## WHAT YOU NEED TO DO
Copy out every record below with complete accuracy.

## begin

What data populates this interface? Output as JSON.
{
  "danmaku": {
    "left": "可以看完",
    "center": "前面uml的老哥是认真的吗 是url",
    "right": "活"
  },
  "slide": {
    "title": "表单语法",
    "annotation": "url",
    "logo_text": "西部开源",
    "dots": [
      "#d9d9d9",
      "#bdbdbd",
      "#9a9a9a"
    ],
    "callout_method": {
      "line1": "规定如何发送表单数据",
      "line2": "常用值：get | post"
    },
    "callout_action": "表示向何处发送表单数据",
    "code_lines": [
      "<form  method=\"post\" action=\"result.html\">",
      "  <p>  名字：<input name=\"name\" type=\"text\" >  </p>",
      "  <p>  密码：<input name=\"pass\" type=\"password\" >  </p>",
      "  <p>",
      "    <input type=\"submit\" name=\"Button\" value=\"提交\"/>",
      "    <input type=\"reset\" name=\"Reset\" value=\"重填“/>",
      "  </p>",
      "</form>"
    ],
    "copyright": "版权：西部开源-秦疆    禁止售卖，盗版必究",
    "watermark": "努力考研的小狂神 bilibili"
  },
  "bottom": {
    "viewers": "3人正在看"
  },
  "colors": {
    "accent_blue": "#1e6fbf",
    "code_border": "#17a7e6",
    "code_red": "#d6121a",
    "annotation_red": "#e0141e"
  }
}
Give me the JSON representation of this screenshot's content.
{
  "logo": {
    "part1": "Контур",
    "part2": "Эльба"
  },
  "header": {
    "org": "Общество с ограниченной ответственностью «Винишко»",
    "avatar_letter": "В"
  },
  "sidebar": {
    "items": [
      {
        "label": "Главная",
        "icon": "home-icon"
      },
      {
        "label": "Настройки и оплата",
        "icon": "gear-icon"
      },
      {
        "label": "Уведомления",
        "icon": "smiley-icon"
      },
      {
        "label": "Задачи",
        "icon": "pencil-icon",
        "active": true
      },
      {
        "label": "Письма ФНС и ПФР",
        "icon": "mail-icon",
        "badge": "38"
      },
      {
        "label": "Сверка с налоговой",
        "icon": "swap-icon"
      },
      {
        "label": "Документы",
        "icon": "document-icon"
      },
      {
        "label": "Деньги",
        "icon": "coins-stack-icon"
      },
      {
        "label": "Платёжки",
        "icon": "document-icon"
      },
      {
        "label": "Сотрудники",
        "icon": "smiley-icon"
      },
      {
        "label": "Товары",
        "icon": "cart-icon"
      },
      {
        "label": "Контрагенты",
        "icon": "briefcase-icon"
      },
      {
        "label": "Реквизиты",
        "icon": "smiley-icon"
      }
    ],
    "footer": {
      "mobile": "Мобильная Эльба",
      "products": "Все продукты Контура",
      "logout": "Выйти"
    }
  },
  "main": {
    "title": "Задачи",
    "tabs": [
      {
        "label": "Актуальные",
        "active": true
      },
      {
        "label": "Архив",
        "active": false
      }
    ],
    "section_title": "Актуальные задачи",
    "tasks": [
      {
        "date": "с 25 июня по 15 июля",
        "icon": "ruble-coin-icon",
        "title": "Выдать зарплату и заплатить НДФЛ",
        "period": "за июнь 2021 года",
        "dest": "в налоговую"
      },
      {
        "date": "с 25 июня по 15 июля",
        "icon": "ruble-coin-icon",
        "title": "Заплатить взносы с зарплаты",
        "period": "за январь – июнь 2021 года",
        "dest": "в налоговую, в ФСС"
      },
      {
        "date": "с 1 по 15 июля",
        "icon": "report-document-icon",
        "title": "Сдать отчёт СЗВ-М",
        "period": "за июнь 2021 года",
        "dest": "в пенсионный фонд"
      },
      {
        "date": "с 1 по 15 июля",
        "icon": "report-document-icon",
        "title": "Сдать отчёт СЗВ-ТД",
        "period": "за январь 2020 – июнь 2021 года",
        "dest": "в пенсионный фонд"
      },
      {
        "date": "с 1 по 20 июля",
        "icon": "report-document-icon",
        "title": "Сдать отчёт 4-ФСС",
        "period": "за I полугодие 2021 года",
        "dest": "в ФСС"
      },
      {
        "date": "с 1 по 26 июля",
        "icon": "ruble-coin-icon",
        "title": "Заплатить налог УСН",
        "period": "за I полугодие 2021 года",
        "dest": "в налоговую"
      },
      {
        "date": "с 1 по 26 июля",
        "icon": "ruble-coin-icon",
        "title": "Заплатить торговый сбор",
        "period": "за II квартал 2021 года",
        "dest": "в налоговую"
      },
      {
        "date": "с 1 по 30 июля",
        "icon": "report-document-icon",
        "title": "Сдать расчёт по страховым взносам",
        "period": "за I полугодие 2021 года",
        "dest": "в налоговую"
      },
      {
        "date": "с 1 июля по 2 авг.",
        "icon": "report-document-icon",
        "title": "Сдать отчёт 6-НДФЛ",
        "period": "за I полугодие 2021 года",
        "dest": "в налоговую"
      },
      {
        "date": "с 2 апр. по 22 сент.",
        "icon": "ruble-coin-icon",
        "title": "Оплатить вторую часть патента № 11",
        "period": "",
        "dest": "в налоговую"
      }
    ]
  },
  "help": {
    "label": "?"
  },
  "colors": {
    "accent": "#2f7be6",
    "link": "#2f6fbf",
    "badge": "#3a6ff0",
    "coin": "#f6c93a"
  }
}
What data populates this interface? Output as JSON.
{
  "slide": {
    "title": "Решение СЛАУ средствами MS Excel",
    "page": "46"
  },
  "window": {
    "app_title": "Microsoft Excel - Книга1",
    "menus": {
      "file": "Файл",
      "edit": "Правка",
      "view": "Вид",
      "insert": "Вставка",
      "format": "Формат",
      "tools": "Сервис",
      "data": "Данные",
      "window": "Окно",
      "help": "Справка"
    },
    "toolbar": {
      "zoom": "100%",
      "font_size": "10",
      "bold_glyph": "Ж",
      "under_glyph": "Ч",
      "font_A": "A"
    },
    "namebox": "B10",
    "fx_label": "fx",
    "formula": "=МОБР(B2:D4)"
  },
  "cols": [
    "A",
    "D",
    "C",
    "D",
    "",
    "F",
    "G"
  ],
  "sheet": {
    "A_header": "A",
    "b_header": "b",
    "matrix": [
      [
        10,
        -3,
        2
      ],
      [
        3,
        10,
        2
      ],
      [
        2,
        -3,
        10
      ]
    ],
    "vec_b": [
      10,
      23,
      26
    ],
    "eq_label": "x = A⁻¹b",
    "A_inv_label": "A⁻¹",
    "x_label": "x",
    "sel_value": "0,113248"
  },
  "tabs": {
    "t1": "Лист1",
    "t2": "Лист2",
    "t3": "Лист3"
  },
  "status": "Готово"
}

## end

## EXPECTED ANSWER
What data populates this interface? Output as JSON.
{
  "danmaku": {
    "left": "可以看完",
    "center": "前面uml的老哥是认真的吗 是url",
    "right": "活"
  },
  "slide": {
    "title": "表单语法",
    "annotation": "url",
    "logo_text": "西部开源",
    "dots": [
      "#d9d9d9",
      "#bdbdbd",
      "#9a9a9a"
    ],
    "callout_method": {
      "line1": "规定如何发送表单数据",
      "line2": "常用值：get | post"
    },
    "callout_action": "表示向何处发送表单数据",
    "code_lines": [
      "<form  method=\"post\" action=\"result.html\">",
      "  <p>  名字：<input name=\"name\" type=\"text\" >  </p>",
      "  <p>  密码：<input name=\"pass\" type=\"password\" >  </p>",
      "  <p>",
      "    <input type=\"submit\" name=\"Button\" value=\"提交\"/>",
      "    <input type=\"reset\" name=\"Reset\" value=\"重填“/>",
      "  </p>",
      "</form>"
    ],
    "copyright": "版权：西部开源-秦疆    禁止售卖，盗版必究",
    "watermark": "努力考研的小狂神 bilibili"
  },
  "bottom": {
    "viewers": "3人正在看"
  },
  "colors": {
    "accent_blue": "#1e6fbf",
    "code_border": "#17a7e6",
    "code_red": "#d6121a",
    "annotation_red": "#e0141e"
  }
}
Give me the JSON representation of this screenshot's content.
{
  "logo": {
    "part1": "Контур",
    "part2": "Эльба"
  },
  "header": {
    "org": "Общество с ограниченной ответственностью «Винишко»",
    "avatar_letter": "В"
  },
  "sidebar": {
    "items": [
      {
        "label": "Главная",
        "icon": "home-icon"
      },
      {
        "label": "Настройки и оплата",
        "icon": "gear-icon"
      },
      {
        "label": "Уведомления",
        "icon": "smiley-icon"
      },
      {
        "label": "Задачи",
        "icon": "pencil-icon",
        "active": true
      },
      {
        "label": "Письма ФНС и ПФР",
        "icon": "mail-icon",
        "badge": "38"
      },
      {
        "label": "Сверка с налоговой",
        "icon": "swap-icon"
      },
      {
        "label": "Документы",
        "icon": "document-icon"
      },
      {
        "label": "Деньги",
        "icon": "coins-stack-icon"
      },
      {
        "label": "Платёжки",
        "icon": "document-icon"
      },
      {
        "label": "Сотрудники",
        "icon": "smiley-icon"
      },
      {
        "label": "Товары",
        "icon": "cart-icon"
      },
      {
        "label": "Контрагенты",
        "icon": "briefcase-icon"
      },
      {
        "label": "Реквизиты",
        "icon": "smiley-icon"
      }
    ],
    "footer": {
      "mobile": "Мобильная Эльба",
      "products": "Все продукты Контура",
      "logout": "Выйти"
    }
  },
  "main": {
    "title": "Задачи",
    "tabs": [
      {
        "label": "Актуальные",
        "active": true
      },
      {
        "label": "Архив",
        "active": false
      }
    ],
    "section_title": "Актуальные задачи",
    "tasks": [
      {
        "date": "с 25 июня по 15 июля",
        "icon": "ruble-coin-icon",
        "title": "Выдать зарплату и заплатить НДФЛ",
        "period": "за июнь 2021 года",
        "dest": "в налоговую"
      },
      {
        "date": "с 25 июня по 15 июля",
        "icon": "ruble-coin-icon",
        "title": "Заплатить взносы с зарплаты",
        "period": "за январь – июнь 2021 года",
        "dest": "в налоговую, в ФСС"
      },
      {
        "date": "с 1 по 15 июля",
        "icon": "report-document-icon",
        "title": "Сдать отчёт СЗВ-М",
        "period": "за июнь 2021 года",
        "dest": "в пенсионный фонд"
      },
      {
        "date": "с 1 по 15 июля",
        "icon": "report-document-icon",
        "title": "Сдать отчёт СЗВ-ТД",
        "period": "за январь 2020 – июнь 2021 года",
        "dest": "в пенсионный фонд"
      },
      {
        "date": "с 1 по 20 июля",
        "icon": "report-document-icon",
        "title": "Сдать отчёт 4-ФСС",
        "period": "за I полугодие 2021 года",
        "dest": "в ФСС"
      },
      {
        "date": "с 1 по 26 июля",
        "icon": "ruble-coin-icon",
        "title": "Заплатить налог УСН",
        "period": "за I полугодие 2021 года",
        "dest": "в налоговую"
      },
      {
        "date": "с 1 по 26 июля",
        "icon": "ruble-coin-icon",
        "title": "Заплатить торговый сбор",
        "period": "за II квартал 2021 года",
        "dest": "в налоговую"
      },
      {
        "date": "с 1 по 30 июля",
        "icon": "report-document-icon",
        "title": "Сдать расчёт по страховым взносам",
        "period": "за I полугодие 2021 года",
        "dest": "в налоговую"
      },
      {
        "date": "с 1 июля по 2 авг.",
        "icon": "report-document-icon",
        "title": "Сдать отчёт 6-НДФЛ",
        "period": "за I полугодие 2021 года",
        "dest": "в налоговую"
      },
      {
        "date": "с 2 апр. по 22 сент.",
        "icon": "ruble-coin-icon",
        "title": "Оплатить вторую часть патента № 11",
        "period": "",
        "dest": "в налоговую"
      }
    ]
  },
  "help": {
    "label": "?"
  },
  "colors": {
    "accent": "#2f7be6",
    "link": "#2f6fbf",
    "badge": "#3a6ff0",
    "coin": "#f6c93a"
  }
}
What data populates this interface? Output as JSON.
{
  "slide": {
    "title": "Решение СЛАУ средствами MS Excel",
    "page": "46"
  },
  "window": {
    "app_title": "Microsoft Excel - Книга1",
    "menus": {
      "file": "Файл",
      "edit": "Правка",
      "view": "Вид",
      "insert": "Вставка",
      "format": "Формат",
      "tools": "Сервис",
      "data": "Данные",
      "window": "Окно",
      "help": "Справка"
    },
    "toolbar": {
      "zoom": "100%",
      "font_size": "10",
      "bold_glyph": "Ж",
      "under_glyph": "Ч",
      "font_A": "A"
    },
    "namebox": "B10",
    "fx_label": "fx",
    "formula": "=МОБР(B2:D4)"
  },
  "cols": [
    "A",
    "D",
    "C",
    "D",
    "",
    "F",
    "G"
  ],
  "sheet": {
    "A_header": "A",
    "b_header": "b",
    "matrix": [
      [
        10,
        -3,
        2
      ],
      [
        3,
        10,
        2
      ],
      [
        2,
        -3,
        10
      ]
    ],
    "vec_b": [
      10,
      23,
      26
    ],
    "eq_label": "x = A⁻¹b",
    "A_inv_label": "A⁻¹",
    "x_label": "x",
    "sel_value": "0,113248"
  },
  "tabs": {
    "t1": "Лист1",
    "t2": "Лист2",
    "t3": "Лист3"
  },
  "status": "Готово"
}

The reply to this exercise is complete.